■ Aim ■
Pick out the lines below that include the string "Touba".

■ Task data ■
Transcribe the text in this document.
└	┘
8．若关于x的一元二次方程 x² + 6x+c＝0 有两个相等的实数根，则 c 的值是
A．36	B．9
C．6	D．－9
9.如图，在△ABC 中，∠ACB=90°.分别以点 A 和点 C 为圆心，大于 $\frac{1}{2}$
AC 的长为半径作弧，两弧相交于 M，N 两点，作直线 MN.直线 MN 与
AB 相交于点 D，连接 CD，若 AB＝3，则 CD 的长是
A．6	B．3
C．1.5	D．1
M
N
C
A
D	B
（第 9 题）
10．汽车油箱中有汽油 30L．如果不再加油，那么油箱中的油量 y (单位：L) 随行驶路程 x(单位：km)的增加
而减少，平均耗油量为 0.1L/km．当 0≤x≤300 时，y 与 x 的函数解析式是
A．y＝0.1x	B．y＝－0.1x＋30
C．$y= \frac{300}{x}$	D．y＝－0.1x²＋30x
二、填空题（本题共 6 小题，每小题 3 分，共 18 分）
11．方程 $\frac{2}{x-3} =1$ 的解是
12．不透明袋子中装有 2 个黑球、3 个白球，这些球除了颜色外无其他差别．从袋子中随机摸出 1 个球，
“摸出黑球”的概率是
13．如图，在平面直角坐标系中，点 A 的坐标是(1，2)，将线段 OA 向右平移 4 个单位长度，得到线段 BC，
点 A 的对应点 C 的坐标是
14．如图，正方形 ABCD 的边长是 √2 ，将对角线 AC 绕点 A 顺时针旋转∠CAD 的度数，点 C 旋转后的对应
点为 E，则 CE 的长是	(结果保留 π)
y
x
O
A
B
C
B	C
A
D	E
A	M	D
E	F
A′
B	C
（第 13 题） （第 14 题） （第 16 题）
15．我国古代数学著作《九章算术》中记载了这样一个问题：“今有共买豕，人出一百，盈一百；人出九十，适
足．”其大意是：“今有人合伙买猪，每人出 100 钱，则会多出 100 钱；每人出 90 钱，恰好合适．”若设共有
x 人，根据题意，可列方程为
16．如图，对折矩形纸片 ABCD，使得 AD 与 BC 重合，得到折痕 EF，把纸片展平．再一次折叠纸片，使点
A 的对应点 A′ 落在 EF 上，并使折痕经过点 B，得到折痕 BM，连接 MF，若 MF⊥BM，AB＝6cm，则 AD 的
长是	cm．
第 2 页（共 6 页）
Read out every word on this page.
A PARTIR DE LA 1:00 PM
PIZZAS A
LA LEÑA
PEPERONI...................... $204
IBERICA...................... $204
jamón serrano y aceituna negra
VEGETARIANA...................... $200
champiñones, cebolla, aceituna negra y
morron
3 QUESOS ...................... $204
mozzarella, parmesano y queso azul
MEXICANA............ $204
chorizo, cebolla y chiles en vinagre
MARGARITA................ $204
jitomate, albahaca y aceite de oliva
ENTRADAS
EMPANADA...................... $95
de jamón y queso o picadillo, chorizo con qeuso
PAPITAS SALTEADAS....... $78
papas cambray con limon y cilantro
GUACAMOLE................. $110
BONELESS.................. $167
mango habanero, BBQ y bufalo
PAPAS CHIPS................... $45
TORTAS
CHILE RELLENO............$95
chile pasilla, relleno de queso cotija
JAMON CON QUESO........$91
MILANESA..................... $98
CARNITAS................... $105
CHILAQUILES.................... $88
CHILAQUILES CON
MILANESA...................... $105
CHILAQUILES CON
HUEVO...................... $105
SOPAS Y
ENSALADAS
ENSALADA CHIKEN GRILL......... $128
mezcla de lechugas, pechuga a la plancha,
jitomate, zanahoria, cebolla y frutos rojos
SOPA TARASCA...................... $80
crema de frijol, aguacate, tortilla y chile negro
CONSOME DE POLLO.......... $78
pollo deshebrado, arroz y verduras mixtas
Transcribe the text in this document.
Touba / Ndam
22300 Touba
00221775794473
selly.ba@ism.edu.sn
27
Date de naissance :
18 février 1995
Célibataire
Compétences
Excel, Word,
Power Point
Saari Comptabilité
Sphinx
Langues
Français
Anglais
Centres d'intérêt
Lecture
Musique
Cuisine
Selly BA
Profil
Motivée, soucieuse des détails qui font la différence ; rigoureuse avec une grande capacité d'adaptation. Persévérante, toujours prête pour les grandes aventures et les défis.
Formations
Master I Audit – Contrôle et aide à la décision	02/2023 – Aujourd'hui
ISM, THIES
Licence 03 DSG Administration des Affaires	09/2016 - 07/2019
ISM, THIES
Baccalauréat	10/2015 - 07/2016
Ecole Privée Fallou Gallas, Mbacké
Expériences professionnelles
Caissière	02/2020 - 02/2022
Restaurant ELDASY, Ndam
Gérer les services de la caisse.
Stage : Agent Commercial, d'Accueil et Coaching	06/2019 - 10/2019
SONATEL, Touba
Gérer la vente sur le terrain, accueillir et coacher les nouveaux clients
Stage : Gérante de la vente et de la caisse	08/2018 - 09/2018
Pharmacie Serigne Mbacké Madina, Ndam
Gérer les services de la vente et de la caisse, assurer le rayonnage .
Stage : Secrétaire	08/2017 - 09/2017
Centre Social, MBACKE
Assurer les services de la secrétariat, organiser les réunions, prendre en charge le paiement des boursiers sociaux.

■ Task response ■
Touba / Ndam
22300 Touba
SONATEL, Touba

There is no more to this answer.